- _Aim_:
Only lines holding the word "иногда" should be copied from the material.

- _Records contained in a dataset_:
★ ★ ★

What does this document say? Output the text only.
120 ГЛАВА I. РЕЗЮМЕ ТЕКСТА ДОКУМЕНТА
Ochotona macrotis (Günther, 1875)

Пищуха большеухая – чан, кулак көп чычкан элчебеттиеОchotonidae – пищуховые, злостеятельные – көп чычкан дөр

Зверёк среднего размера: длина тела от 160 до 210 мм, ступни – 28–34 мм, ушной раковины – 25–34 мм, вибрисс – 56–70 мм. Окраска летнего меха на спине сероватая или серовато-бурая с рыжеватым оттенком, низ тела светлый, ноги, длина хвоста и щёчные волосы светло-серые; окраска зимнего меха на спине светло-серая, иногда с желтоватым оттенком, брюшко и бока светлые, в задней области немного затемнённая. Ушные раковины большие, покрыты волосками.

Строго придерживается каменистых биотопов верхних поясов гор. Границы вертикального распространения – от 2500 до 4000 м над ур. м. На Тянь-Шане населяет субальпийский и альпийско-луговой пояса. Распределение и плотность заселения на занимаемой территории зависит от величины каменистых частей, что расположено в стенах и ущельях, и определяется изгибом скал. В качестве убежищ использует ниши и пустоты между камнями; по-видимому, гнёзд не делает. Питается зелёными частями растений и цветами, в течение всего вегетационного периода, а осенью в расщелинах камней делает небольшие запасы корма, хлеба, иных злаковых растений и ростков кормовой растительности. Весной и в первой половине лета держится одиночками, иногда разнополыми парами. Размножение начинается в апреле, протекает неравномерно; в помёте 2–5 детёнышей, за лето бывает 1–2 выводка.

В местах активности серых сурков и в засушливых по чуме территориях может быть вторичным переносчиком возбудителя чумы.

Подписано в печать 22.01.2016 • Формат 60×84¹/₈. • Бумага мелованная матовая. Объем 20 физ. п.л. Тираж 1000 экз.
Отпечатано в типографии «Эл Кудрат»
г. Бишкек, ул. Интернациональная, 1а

★ ★ ★

- _Written response_:
Зверёк среднего размера: длина тела от 160 до 210 мм, ступни – 28–34 мм, ушной раковины – 25–34 мм, вибрисс – 56–70 мм. Окраска летнего меха на спине сероватая или серовато-бурая с рыжеватым оттенком, низ тела светлый, ноги, длина хвоста и щёчные волосы светло-серые; окраска зимнего меха на спине светло-серая, иногда с желтоватым оттенком, брюшко и бока светлые, в задней области немного затемнённая. Ушные раковины большие, покрыты волосками.
Строго придерживается каменистых биотопов верхних поясов гор. Границы вертикального распространения – от 2500 до 4000 м над ур. м. На Тянь-Шане населяет субальпийский и альпийско-луговой пояса. Распределение и плотность заселения на занимаемой территории зависит от величины каменистых частей, что расположено в стенах и ущельях, и определяется изгибом скал. В качестве убежищ использует ниши и пустоты между камнями; по-видимому, гнёзд не делает. Питается зелёными частями растений и цветами, в течение всего вегетационного периода, а осенью в расщелинах камней делает небольшие запасы корма, хлеба, иных злаковых растений и ростков кормовой растительности. Весной и в первой половине лета держится одиночками, иногда разнополыми парами. Размножение начинается в апреле, протекает неравномерно; в помёте 2–5 детёнышей, за лето бывает 1–2 выводка.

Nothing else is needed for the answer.